*EXTRACTED INFORMATION*:
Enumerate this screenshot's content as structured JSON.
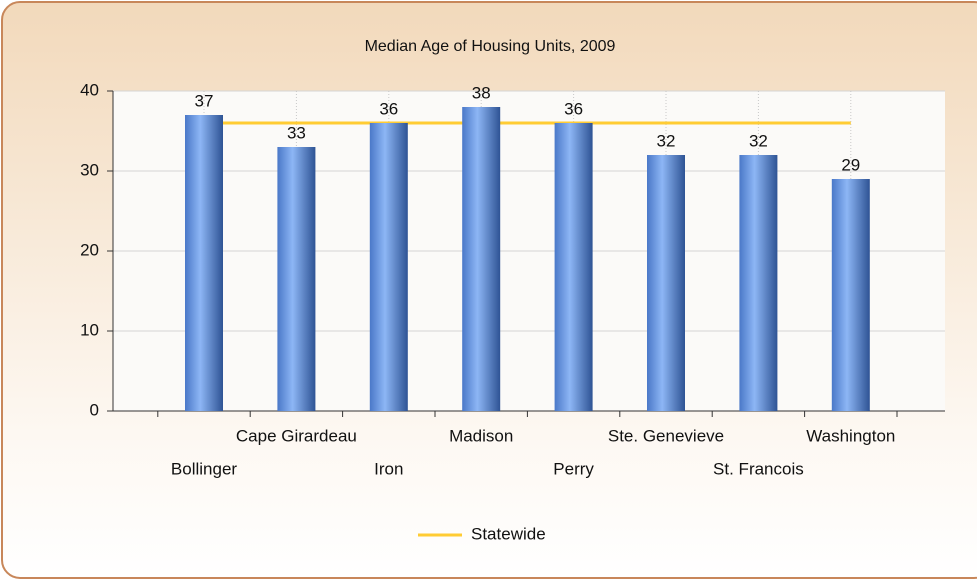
{
  "chart_data": {
    "type": "bar",
    "title": "Median Age of Housing Units, 2009",
    "categories": [
      "Bollinger",
      "Cape Girardeau",
      "Iron",
      "Madison",
      "Perry",
      "Ste. Genevieve",
      "St. Francois",
      "Washington"
    ],
    "values": [
      37,
      33,
      36,
      38,
      36,
      32,
      32,
      29
    ],
    "color": "#5b8fdc",
    "statewide": {
      "name": "Statewide",
      "value": 36,
      "color": "#ffcc33"
    },
    "ylim": [
      0,
      40
    ],
    "yticks": [
      0,
      10,
      20,
      30,
      40
    ],
    "grid": true
  }
}
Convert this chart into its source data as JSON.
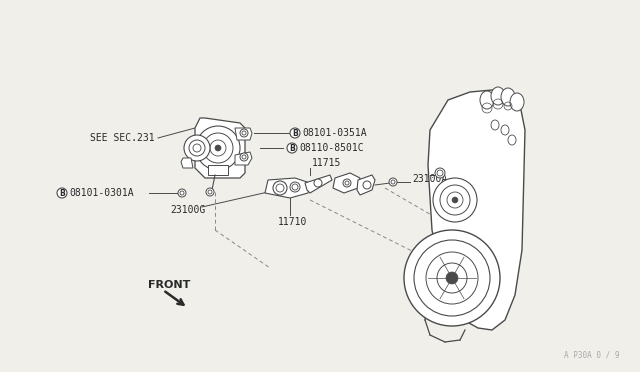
{
  "bg_color": "#f0efea",
  "line_color": "#4a4a4a",
  "text_color": "#2a2a2a",
  "watermark": "A P30A 0 / 9",
  "labels": {
    "see_sec": "SEE SEC.231",
    "b1": "08101-0351A",
    "b2": "08110-8501C",
    "b3": "08101-0301A",
    "p1": "23100G",
    "p2": "11715",
    "p3": "23100A",
    "p4": "11710",
    "front": "FRONT"
  },
  "figsize": [
    6.4,
    3.72
  ],
  "dpi": 100
}
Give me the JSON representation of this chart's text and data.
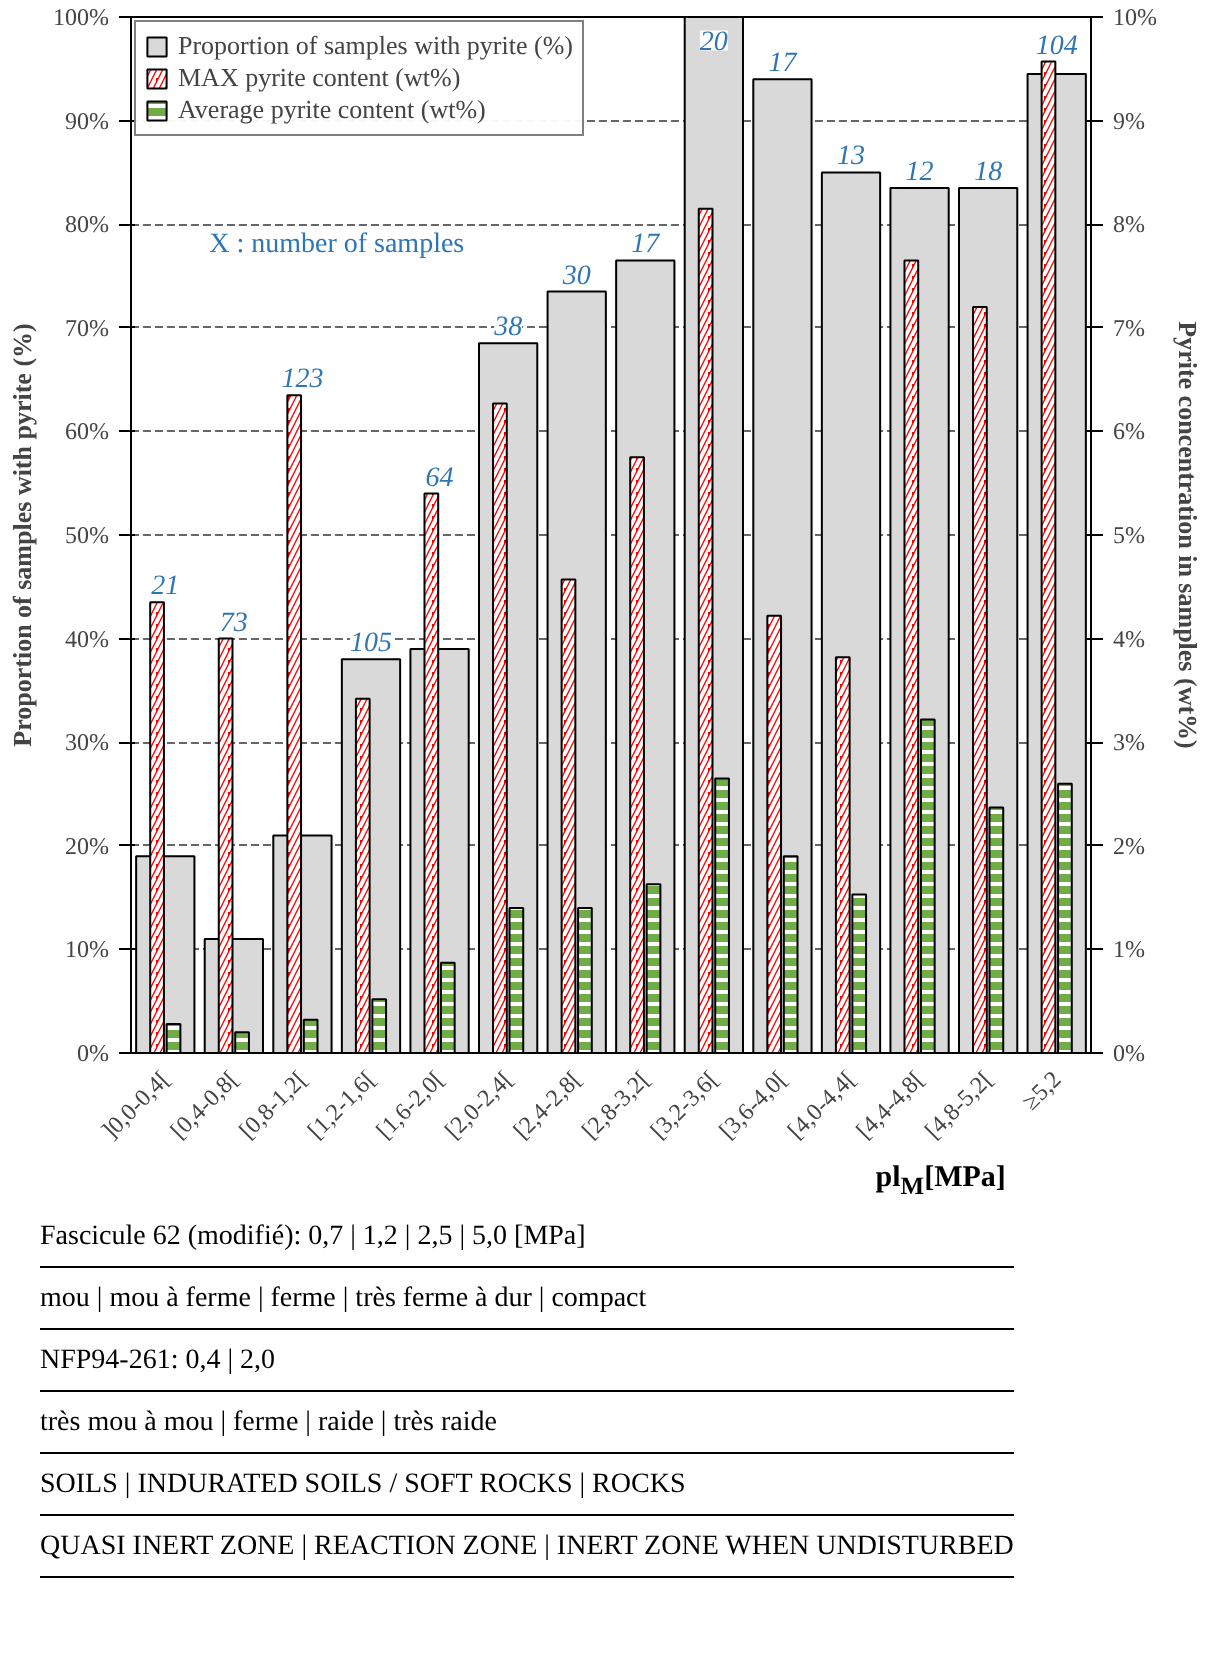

*WORK TO BE COMPLETED*: Copy each line exactly, and leave the pictures out of your copy.

*EXERCISE RESULT*:
Enumerate this screenshot's content as structured JSON.
{
  "chart_data": {
    "type": "bar",
    "title": "Median Age of Housing Units, 2009",
    "categories": [
      "Bollinger",
      "Cape Girardeau",
      "Iron",
      "Madison",
      "Perry",
      "Ste. Genevieve",
      "St. Francois",
      "Washington"
    ],
    "values": [
      37,
      33,
      36,
      38,
      36,
      32,
      32,
      29
    ],
    "color": "#5b8fdc",
    "statewide": {
      "name": "Statewide",
      "value": 36,
      "color": "#ffcc33"
    },
    "ylim": [
      0,
      40
    ],
    "yticks": [
      0,
      10,
      20,
      30,
      40
    ],
    "grid": true
  }
}
Convert this chart into its source data as JSON.
{
  "bg_color": "#f0efea",
  "line_color": "#4a4a4a",
  "text_color": "#2a2a2a",
  "watermark": "A P30A 0 / 9",
  "labels": {
    "see_sec": "SEE SEC.231",
    "b1": "08101-0351A",
    "b2": "08110-8501C",
    "b3": "08101-0301A",
    "p1": "23100G",
    "p2": "11715",
    "p3": "23100A",
    "p4": "11710",
    "front": "FRONT"
  },
  "figsize": [
    6.4,
    3.72
  ],
  "dpi": 100
}
Give me the JSON representation of this chart's text and data.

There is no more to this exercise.